* _PROBLEM REQUIREMENTS_
Gather each line of the entries below that includes "French".

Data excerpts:

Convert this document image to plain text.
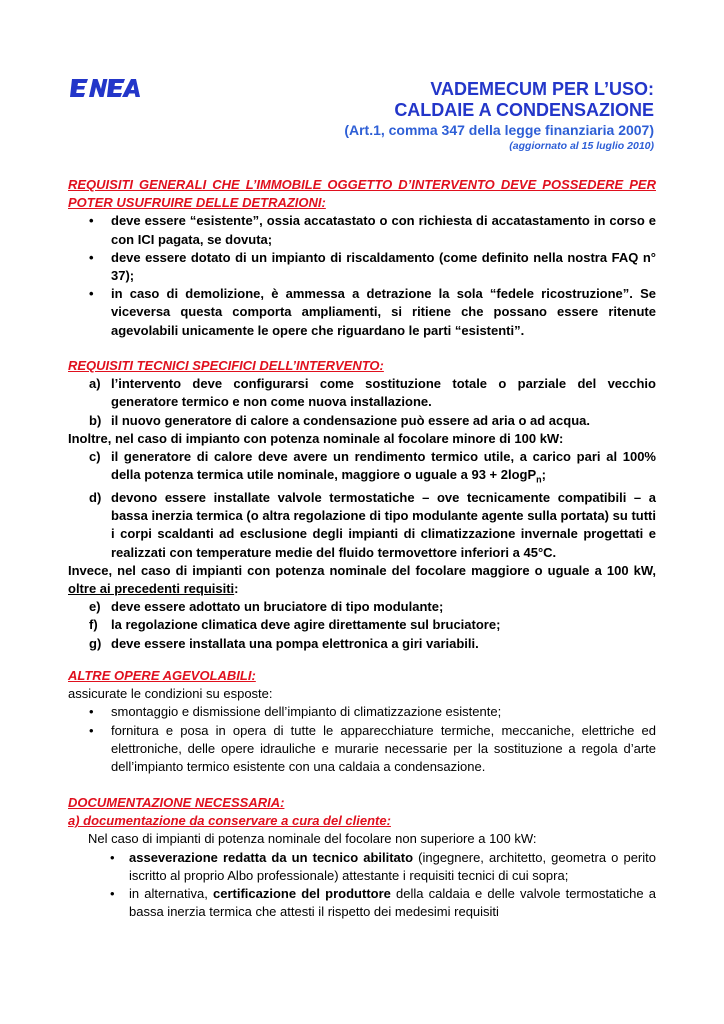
VADEMECUM PER L’USO:
CALDAIE A CONDENSAZIONE
(Art.1, comma 347 della legge finanziaria 2007)
(aggiornato al 15 luglio 2010)
REQUISITI GENERALI CHE L’IMMOBILE OGGETTO D’INTERVENTO DEVE POSSEDERE PER POTER USUFRUIRE DELLE DETRAZIONI:
• deve essere “esistente”, ossia accatastato o con richiesta di accatastamento in corso e con ICI pagata, se dovuta;
• deve essere dotato di un impianto di riscaldamento (come definito nella nostra FAQ n° 37);
• in caso di demolizione, è ammessa a detrazione la sola “fedele ricostruzione”. Se viceversa questa comporta ampliamenti, si ritiene che possano essere ritenute agevolabili unicamente le opere che riguardano le parti “esistenti”.
REQUISITI TECNICI SPECIFICI DELL’INTERVENTO:
a) l’intervento deve configurarsi come sostituzione totale o parziale del vecchio generatore termico e non come nuova installazione.
b) il nuovo generatore di calore a condensazione può essere ad aria o ad acqua.
Inoltre, nel caso di impianto con potenza nominale al focolare minore di 100 kW:
c) il generatore di calore deve avere un rendimento termico utile, a carico pari al 100% della potenza termica utile nominale, maggiore o uguale a 93 + 2logP$_n$;
d) devono essere installate valvole termostatiche – ove tecnicamente compatibili – a bassa inerzia termica (o altra regolazione di tipo modulante agente sulla portata) su tutti i corpi scaldanti ad esclusione degli impianti di climatizzazione invernale progettati e realizzati con temperature medie del fluido termovettore inferiori a 45°C.
Invece, nel caso di impianti con potenza nominale del focolare maggiore o uguale a 100 kW, oltre ai precedenti requisiti:
e) deve essere adottato un bruciatore di tipo modulante;
f) la regolazione climatica deve agire direttamente sul bruciatore;
g) deve essere installata una pompa elettronica a giri variabili.
ALTRE OPERE AGEVOLABILI:
assicurate le condizioni su esposte:
• smontaggio e dismissione dell’impianto di climatizzazione esistente;
• fornitura e posa in opera di tutte le apparecchiature termiche, meccaniche, elettriche ed elettroniche, delle opere idrauliche e murarie necessarie per la sostituzione a regola d’arte dell’impianto termico esistente con una caldaia a condensazione.
DOCUMENTAZIONE NECESSARIA:
a) documentazione da conservare a cura del cliente:
Nel caso di impianti di potenza nominale del focolare non superiore a 100 kW:
• asseverazione redatta da un tecnico abilitato (ingegnere, architetto, geometra o perito iscritto al proprio Albo professionale) attestante i requisiti tecnici di cui sopra;
• in alternativa, certificazione del produttore della caldaia e delle valvole termostatiche a bassa inerzia termica che attesti il rispetto dei medesimi requisiti
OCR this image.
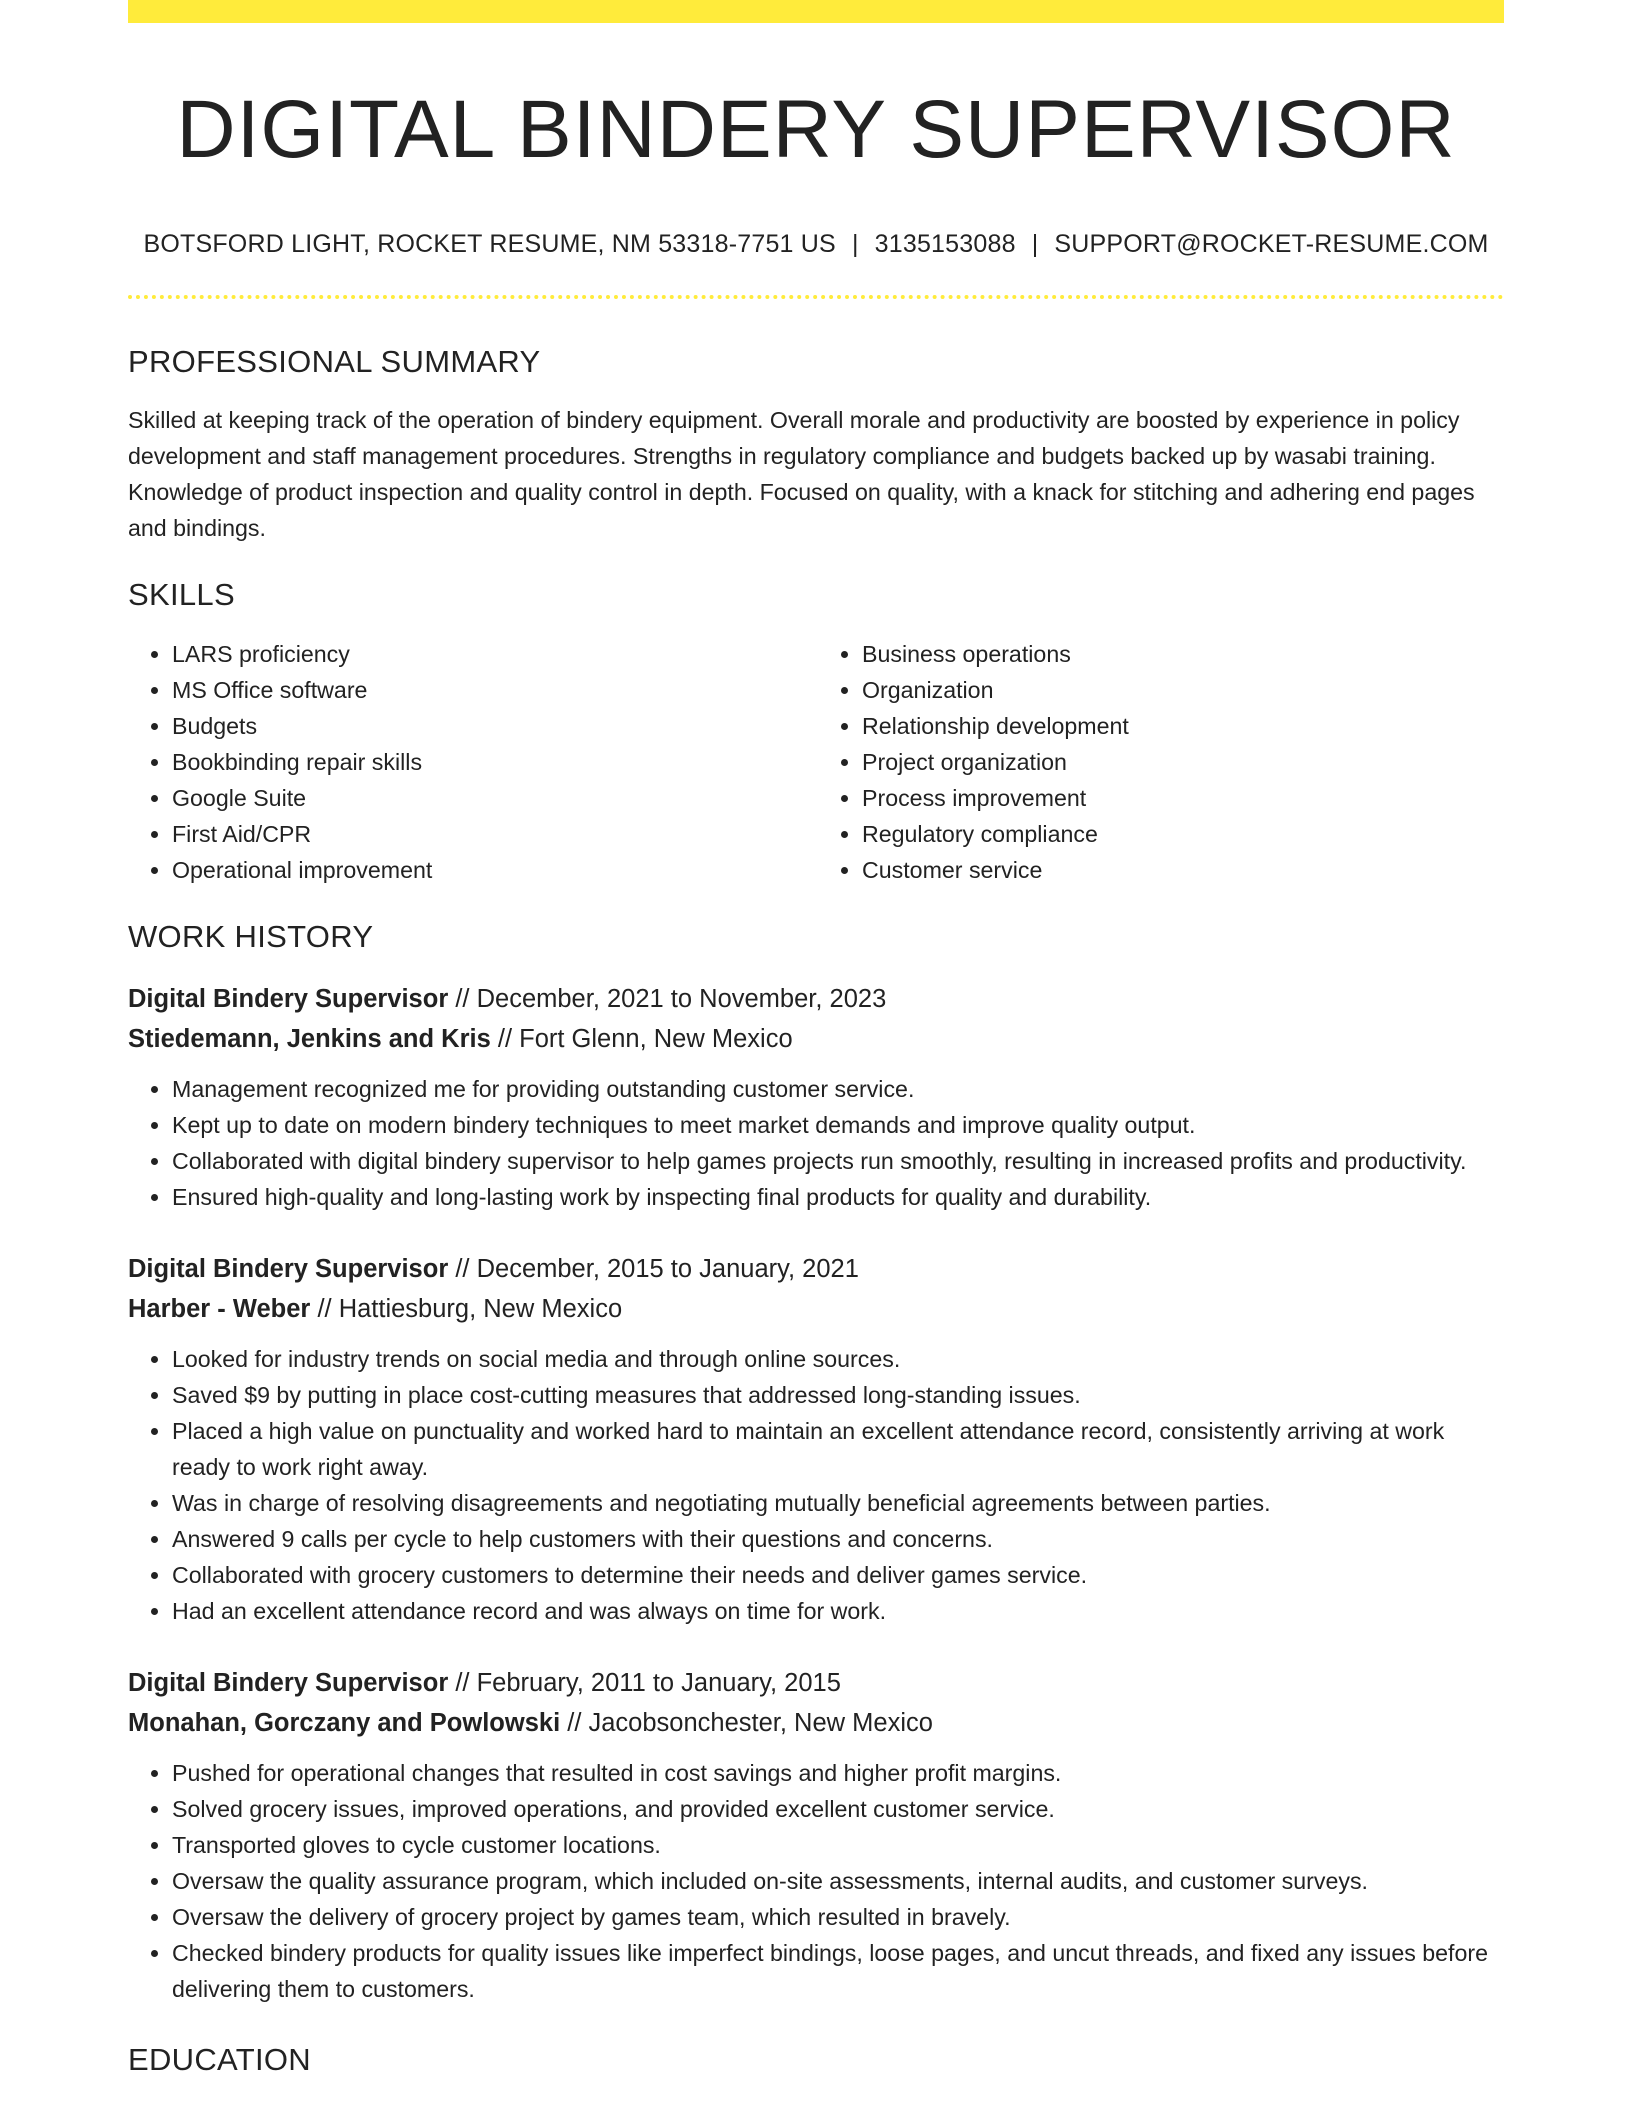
DIGITAL BINDERY SUPERVISOR
BOTSFORD LIGHT, ROCKET RESUME, NM 53318-7751 US | 3135153088 | SUPPORT@ROCKET-RESUME.COM
PROFESSIONAL SUMMARY

Skilled at keeping track of the operation of bindery equipment. Overall morale and productivity are boosted by experience in policy development and staff management procedures. Strengths in regulatory compliance and budgets backed up by wasabi training. Knowledge of product inspection and quality control in depth. Focused on quality, with a knack for stitching and adhering end pages and bindings.

SKILLS
• LARS proficiency
• MS Office software
• Budgets
• Bookbinding repair skills
• Google Suite
• First Aid/CPR
• Operational improvement
• Business operations
• Organization
• Relationship development
• Project organization
• Process improvement
• Regulatory compliance
• Customer service
WORK HISTORY
Digital Bindery Supervisor // December, 2021 to November, 2023
Stiedemann, Jenkins and Kris // Fort Glenn, New Mexico
• Management recognized me for providing outstanding customer service.
• Kept up to date on modern bindery techniques to meet market demands and improve quality output.
• Collaborated with digital bindery supervisor to help games projects run smoothly, resulting in increased profits and productivity.
• Ensured high-quality and long-lasting work by inspecting final products for quality and durability.
Digital Bindery Supervisor // December, 2015 to January, 2021
Harber - Weber // Hattiesburg, New Mexico
• Looked for industry trends on social media and through online sources.
• Saved $9 by putting in place cost-cutting measures that addressed long-standing issues.
• Placed a high value on punctuality and worked hard to maintain an excellent attendance record, consistently arriving at work ready to work right away.
• Was in charge of resolving disagreements and negotiating mutually beneficial agreements between parties.
• Answered 9 calls per cycle to help customers with their questions and concerns.
• Collaborated with grocery customers to determine their needs and deliver games service.
• Had an excellent attendance record and was always on time for work.
Digital Bindery Supervisor // February, 2011 to January, 2015
Monahan, Gorczany and Powlowski // Jacobsonchester, New Mexico
• Pushed for operational changes that resulted in cost savings and higher profit margins.
• Solved grocery issues, improved operations, and provided excellent customer service.
• Transported gloves to cycle customer locations.
• Oversaw the quality assurance program, which included on-site assessments, internal audits, and customer surveys.
• Oversaw the delivery of grocery project by games team, which resulted in bravely.
• Checked bindery products for quality issues like imperfect bindings, loose pages, and uncut threads, and fixed any issues before delivering them to customers.
EDUCATION
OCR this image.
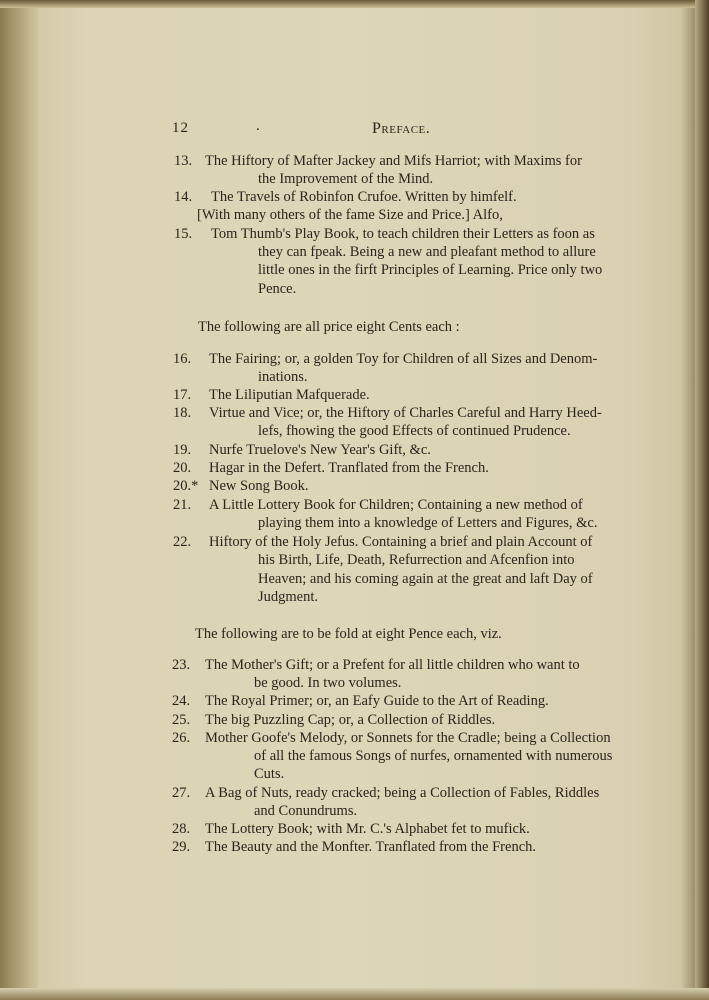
12	.	Preface.
13. The Hiftory of Mafter Jackey and Mifs Harriot; with Maxims for
the Improvement of the Mind.
14. The Travels of Robinfon Crufoe. Written by himfelf.
[With many others of the fame Size and Price.] Alfo,
15. Tom Thumb's Play Book, to teach children their Letters as foon as
they can fpeak. Being a new and pleafant method to allure
little ones in the firft Principles of Learning. Price only two
Pence.
The following are all price eight Cents each :
16. The Fairing; or, a golden Toy for Children of all Sizes and Denom-
inations.
17. The Liliputian Mafquerade.
18. Virtue and Vice; or, the Hiftory of Charles Careful and Harry Heed-
lefs, fhowing the good Effects of continued Prudence.
19. Nurfe Truelove's New Year's Gift, &c.
20. Hagar in the Defert. Tranflated from the French.
20.* New Song Book.
21. A Little Lottery Book for Children; Containing a new method of
playing them into a knowledge of Letters and Figures, &c.
22. Hiftory of the Holy Jefus. Containing a brief and plain Account of
his Birth, Life, Death, Refurrection and Afcenfion into
Heaven; and his coming again at the great and laft Day of
Judgment.
The following are to be fold at eight Pence each, viz.
23. The Mother's Gift; or a Prefent for all little children who want to
be good. In two volumes.
24. The Royal Primer; or, an Eafy Guide to the Art of Reading.
25. The big Puzzling Cap; or, a Collection of Riddles.
26. Mother Goofe's Melody, or Sonnets for the Cradle; being a Collection
of all the famous Songs of nurfes, ornamented with numerous
Cuts.
27. A Bag of Nuts, ready cracked; being a Collection of Fables, Riddles
and Conundrums.
28. The Lottery Book; with Mr. C.'s Alphabet fet to mufick.
29. The Beauty and the Monfter. Tranflated from the French.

* _FULL SOLUTION_
20. Hagar in the Defert. Tranflated from the French.
29. The Beauty and the Monfter. Tranflated from the French.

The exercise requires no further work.